● WHAT TO WORK ON
For the entries that follow, tally the lines holding the string "this". Give the total and nothing else.

● RAW RECORDS
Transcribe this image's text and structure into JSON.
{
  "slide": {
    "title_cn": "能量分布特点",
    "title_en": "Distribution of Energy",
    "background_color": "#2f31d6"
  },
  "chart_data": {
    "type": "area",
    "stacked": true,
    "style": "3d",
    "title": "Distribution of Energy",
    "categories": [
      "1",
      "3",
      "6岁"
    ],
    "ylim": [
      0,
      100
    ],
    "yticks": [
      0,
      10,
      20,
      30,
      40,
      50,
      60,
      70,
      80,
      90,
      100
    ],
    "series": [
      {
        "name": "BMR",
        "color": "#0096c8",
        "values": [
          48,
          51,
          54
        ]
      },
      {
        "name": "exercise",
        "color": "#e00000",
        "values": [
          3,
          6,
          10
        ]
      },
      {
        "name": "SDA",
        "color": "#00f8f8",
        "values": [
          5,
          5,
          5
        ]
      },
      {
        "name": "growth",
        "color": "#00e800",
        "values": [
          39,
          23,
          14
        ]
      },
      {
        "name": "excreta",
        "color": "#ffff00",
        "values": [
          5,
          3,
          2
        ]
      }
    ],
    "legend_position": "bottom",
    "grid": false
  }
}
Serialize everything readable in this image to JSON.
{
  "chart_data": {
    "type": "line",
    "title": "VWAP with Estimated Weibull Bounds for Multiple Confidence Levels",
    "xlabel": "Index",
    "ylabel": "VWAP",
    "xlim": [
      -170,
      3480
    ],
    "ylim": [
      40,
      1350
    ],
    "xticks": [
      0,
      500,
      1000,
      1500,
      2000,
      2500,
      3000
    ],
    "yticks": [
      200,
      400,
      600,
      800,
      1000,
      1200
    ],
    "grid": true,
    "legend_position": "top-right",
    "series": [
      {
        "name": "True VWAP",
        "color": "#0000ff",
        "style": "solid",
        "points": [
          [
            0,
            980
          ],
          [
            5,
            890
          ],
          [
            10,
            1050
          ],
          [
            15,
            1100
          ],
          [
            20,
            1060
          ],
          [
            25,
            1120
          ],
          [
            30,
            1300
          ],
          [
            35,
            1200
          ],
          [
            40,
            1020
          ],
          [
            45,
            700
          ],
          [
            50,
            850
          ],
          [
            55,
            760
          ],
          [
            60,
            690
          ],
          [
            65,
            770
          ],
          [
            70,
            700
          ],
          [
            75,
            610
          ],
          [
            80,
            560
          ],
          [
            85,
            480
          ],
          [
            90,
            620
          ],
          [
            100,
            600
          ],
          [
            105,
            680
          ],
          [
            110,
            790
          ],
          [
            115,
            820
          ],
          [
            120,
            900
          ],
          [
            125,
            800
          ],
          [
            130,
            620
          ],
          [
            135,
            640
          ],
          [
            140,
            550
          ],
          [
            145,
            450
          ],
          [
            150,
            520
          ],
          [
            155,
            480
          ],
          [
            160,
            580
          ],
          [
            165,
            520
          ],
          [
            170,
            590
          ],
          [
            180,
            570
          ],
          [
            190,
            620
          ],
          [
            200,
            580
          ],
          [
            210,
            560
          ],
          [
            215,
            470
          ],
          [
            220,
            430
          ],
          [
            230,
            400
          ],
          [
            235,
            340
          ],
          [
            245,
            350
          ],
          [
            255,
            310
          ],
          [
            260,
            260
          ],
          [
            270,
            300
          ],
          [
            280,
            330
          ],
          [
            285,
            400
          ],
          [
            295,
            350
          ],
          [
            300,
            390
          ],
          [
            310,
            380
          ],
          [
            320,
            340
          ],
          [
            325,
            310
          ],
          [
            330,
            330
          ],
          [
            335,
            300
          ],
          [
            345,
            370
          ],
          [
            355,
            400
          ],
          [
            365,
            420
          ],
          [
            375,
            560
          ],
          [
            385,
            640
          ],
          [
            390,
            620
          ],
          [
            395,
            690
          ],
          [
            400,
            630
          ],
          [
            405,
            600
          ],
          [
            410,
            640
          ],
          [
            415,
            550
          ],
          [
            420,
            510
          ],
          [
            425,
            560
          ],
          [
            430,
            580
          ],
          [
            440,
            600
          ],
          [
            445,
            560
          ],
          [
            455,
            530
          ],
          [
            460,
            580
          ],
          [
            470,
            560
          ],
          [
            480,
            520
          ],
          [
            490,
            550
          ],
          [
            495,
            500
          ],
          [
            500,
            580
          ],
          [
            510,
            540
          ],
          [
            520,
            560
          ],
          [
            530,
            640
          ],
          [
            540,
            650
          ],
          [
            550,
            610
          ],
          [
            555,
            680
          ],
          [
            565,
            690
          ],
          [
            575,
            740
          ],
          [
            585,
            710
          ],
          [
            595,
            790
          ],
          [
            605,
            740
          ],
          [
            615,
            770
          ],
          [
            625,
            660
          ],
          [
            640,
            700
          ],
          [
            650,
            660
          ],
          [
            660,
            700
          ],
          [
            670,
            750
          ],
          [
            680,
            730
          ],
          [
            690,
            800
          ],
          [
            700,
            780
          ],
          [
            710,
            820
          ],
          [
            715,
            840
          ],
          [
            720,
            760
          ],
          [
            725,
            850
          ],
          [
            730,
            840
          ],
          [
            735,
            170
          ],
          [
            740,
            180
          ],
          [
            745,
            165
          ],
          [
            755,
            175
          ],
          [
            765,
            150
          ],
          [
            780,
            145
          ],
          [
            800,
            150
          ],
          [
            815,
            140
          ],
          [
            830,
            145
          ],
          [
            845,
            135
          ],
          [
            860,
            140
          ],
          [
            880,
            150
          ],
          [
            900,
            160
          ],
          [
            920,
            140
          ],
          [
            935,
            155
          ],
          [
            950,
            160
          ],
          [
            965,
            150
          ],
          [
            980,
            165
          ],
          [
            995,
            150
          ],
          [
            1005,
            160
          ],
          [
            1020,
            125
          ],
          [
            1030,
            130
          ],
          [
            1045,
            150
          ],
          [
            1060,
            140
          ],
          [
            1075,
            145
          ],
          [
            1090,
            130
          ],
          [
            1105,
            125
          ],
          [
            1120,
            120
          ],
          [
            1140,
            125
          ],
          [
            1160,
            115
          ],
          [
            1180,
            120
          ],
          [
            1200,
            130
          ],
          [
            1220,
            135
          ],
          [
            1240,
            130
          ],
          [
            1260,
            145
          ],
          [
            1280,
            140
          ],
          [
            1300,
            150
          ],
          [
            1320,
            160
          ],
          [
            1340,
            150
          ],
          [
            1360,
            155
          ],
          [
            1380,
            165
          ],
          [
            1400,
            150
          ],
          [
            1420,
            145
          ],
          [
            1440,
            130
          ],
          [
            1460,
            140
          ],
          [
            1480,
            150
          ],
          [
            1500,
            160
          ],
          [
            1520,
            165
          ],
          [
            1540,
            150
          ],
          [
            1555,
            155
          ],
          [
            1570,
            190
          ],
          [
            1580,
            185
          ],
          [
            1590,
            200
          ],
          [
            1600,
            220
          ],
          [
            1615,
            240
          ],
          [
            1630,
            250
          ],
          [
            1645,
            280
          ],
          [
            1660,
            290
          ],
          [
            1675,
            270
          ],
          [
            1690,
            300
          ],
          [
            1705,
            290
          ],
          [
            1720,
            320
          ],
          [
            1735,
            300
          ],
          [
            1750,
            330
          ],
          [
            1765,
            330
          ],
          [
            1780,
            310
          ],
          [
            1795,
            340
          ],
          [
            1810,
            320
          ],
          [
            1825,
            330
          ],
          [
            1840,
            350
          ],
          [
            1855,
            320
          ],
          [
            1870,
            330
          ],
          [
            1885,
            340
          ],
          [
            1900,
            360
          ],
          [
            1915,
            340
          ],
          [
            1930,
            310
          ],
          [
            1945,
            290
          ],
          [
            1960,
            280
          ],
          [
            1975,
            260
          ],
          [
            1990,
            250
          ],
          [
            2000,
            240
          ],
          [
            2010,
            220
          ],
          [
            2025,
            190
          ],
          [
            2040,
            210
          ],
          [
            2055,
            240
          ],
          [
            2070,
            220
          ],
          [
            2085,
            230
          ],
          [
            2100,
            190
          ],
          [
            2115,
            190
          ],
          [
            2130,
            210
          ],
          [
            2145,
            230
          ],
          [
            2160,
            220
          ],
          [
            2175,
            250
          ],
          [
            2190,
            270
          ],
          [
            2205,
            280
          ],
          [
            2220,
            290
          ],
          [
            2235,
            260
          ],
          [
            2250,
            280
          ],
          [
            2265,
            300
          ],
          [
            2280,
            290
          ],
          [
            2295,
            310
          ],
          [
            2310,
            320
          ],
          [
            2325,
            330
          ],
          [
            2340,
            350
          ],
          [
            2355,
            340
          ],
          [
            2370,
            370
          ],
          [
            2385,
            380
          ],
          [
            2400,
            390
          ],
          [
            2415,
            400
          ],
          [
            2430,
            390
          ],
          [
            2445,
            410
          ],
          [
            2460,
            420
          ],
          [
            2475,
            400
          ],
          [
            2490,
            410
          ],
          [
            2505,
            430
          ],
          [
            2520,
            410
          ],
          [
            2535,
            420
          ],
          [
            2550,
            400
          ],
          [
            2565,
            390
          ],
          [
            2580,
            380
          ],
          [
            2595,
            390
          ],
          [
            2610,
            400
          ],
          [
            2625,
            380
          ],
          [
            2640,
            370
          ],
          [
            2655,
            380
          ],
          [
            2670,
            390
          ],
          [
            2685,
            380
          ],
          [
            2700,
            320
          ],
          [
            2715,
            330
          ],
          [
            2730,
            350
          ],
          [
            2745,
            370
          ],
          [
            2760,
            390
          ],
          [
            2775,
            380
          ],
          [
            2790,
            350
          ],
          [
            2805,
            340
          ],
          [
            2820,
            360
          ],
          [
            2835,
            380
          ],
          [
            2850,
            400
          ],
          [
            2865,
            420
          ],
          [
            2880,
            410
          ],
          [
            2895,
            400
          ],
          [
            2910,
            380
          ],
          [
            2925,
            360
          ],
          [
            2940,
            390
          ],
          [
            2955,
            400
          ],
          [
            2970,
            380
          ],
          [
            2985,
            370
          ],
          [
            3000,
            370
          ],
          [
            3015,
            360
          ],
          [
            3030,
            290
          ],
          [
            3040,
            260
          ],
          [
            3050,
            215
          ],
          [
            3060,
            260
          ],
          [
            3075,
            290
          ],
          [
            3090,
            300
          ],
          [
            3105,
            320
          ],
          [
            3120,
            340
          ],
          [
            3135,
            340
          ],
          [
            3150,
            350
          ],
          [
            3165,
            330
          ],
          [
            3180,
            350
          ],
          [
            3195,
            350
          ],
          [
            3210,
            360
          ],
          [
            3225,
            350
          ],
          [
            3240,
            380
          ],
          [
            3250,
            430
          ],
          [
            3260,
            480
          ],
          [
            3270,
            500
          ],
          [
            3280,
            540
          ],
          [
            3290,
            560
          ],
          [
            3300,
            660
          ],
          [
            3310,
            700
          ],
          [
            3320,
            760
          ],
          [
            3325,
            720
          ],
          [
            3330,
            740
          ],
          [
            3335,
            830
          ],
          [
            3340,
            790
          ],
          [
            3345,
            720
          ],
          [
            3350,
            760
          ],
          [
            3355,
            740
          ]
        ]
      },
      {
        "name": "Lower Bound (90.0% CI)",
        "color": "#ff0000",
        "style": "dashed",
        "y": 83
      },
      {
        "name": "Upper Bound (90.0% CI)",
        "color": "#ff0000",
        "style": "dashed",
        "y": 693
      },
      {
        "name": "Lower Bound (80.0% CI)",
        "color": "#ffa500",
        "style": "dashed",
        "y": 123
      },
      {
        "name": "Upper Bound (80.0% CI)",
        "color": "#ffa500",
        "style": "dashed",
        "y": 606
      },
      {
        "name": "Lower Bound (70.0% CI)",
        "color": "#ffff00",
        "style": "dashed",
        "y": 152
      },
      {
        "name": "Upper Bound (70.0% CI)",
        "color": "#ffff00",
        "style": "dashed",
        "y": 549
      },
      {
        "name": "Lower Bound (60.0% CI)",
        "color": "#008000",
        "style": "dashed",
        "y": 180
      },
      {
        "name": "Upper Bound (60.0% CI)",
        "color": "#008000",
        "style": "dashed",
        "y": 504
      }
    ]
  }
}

● FINAL RESULT
2